Exercise aim: Answer with a number only: how many lines of the data contain "يكون"?

Records for this exercise:
▬▬▬▬▬▬▬▬▬▬

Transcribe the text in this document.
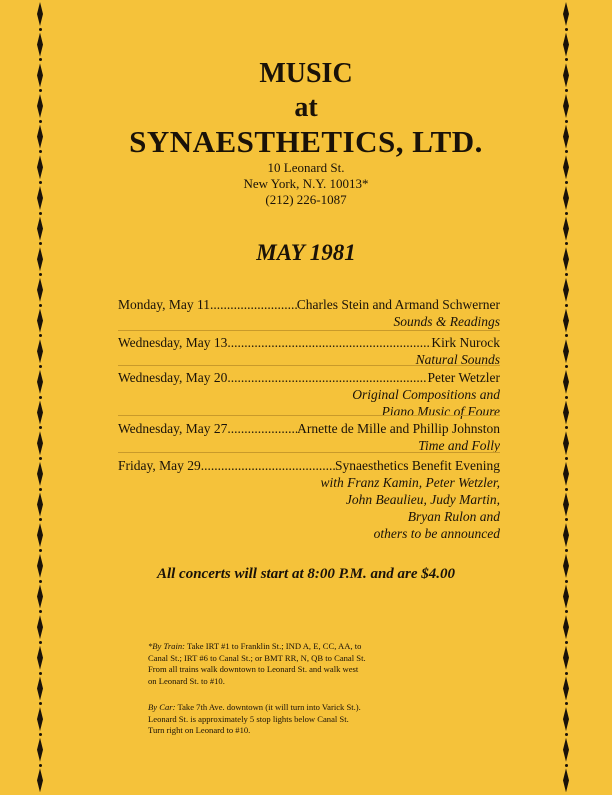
MUSIC
at
SYNAESTHETICS, LTD.
10 Leonard St.
New York, N.Y. 10013*
(212) 226-1087
MAY 1981
Monday, May 11 .....	Charles Stein and Armand Schwerner
Sounds & Readings
Wednesday, May 13 .....	Kirk Nurock
Natural Sounds
Wednesday, May 20 .....	Peter Wetzler
Original Compositions and
Piano Music of Foure
Wednesday, May 27 .....	Arnette de Mille and Phillip Johnston
Time and Folly
Friday, May 29 .....	Synaesthetics Benefit Evening
with Franz Kamin, Peter Wetzler,
John Beaulieu, Judy Martin,
Bryan Rulon and
others to be announced
All concerts will start at 8:00 P.M. and are $4.00
*By Train: Take IRT #1 to Franklin St.; IND A, E, CC, AA, to Canal St.; IRT #6 to Canal St.; or BMT RR, N, QB to Canal St. From all trains walk downtown to Leonard St. and walk west on Leonard St. to #10.
By Car: Take 7th Ave. downtown (it will turn into Varick St.). Leonard St. is approximately 5 stop lights below Canal St. Turn right on Leonard to #10.
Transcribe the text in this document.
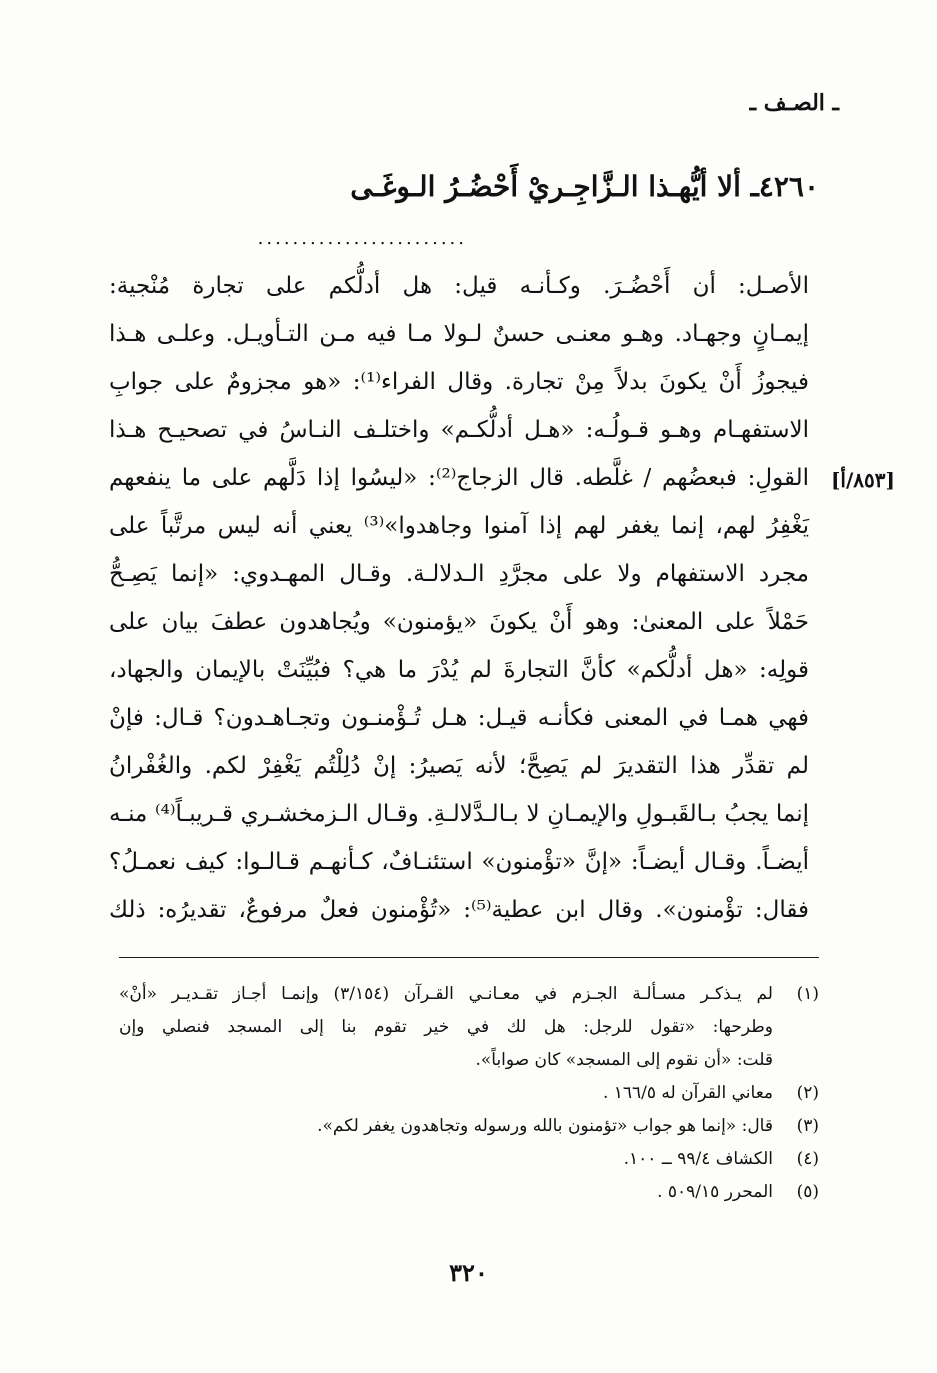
ـ الصـف ـ
٤٢٦٠ـ ألا أيُّهـذا الـزَّاجِـريْ أَحْضُـرُ الـوغَـى
........................
[٨٥٣/أ]
الأصـل: أن أَحْضُـرَ. وكـأنـه قيل: هل أدلُّكم على تجارة مُنْجية:
إيمـانٍ وجهـاد. وهـو معنـى حسنٌ لـولا مـا فيه مـن التـأويـل. وعلـى هـذا
فيجوزُ أَنْ يكونَ بدلاً مِنْ تجارة. وقال الفراء⁽¹⁾: «هو مجزومٌ على جوابِ
الاستفهـام وهـو قـولُـه: «هـل أدلُّكـم» واختلـف النـاسُ في تصحيـح هـذا
القولِ: فبعضُهم / غلَّطه. قال الزجاج⁽²⁾: «ليسُوا إذا دَلَّهم على ما ينفعهم
يَغْفِرُ لهم، إنما يغفر لهم إذا آمنوا وجاهدوا»⁽³⁾ يعني أنه ليس مرتَّباً على
مجرد الاستفهام ولا على مجرَّدِ الـدلالـة. وقـال المهـدوي: «إنما يَصِـحُّ
حَمْلاً على المعنىٰ: وهو أَنْ يكونَ «يؤمنون» ويُجاهدون عطفَ بيان على
قولِه: «هل أدلُّكم» كأنَّ التجارةَ لم يُدْرَ ما هي؟ فبُيِّنَتْ بالإيمان والجهاد،
فهي همـا في المعنى فكأنـه قيـل: هـل تُـؤْمنـون وتجـاهـدون؟ قـال: فإنْ
لم تقدِّر هذا التقديرَ لم يَصِحَّ؛ لأنه يَصيرُ: إنْ دُلِلْتُم يَغْفِرْ لكم. والغُفْرانُ
إنما يجبُ بـالقَبـولِ والإيمـانِ لا بـالـدَّلالـةِ. وقـال الـزمخشـري قـريبـاً⁽⁴⁾ منـه
أيضـاً. وقـال أيضـاً: «إنَّ «تؤْمنون» استئنـافٌ، كـأنهـم قـالـوا: كيف نعمـلُ؟
فقال: تؤْمنون». وقال ابن عطية⁽⁵⁾: «تُؤْمنون فعلٌ مرفوعٌ، تقديرُه: ذلك
(١)
لم يـذكـر مسـألـة الجـزم في معـانـي القـرآن (٣/١٥٤) وإنمـا أجـاز تقـديـر «أنْ»
وطرحها: «تقول للرجل: هل لك في خير تقوم بنا إلى المسجد فنصلي وإن
قلت: «أن نقوم إلى المسجد» كان صواباً».
(٢)
معاني القرآن له ١٦٦/٥ .
(٣)
قال: «إنما هو جواب «تؤمنون بالله ورسوله وتجاهدون يغفر لكم».
(٤)
الكشاف ٩٩/٤ ــ ١٠٠.
(٥)
المحرر ٥٠٩/١٥ .
٣٢٠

▬▬▬▬▬▬▬▬▬▬

Final result: 2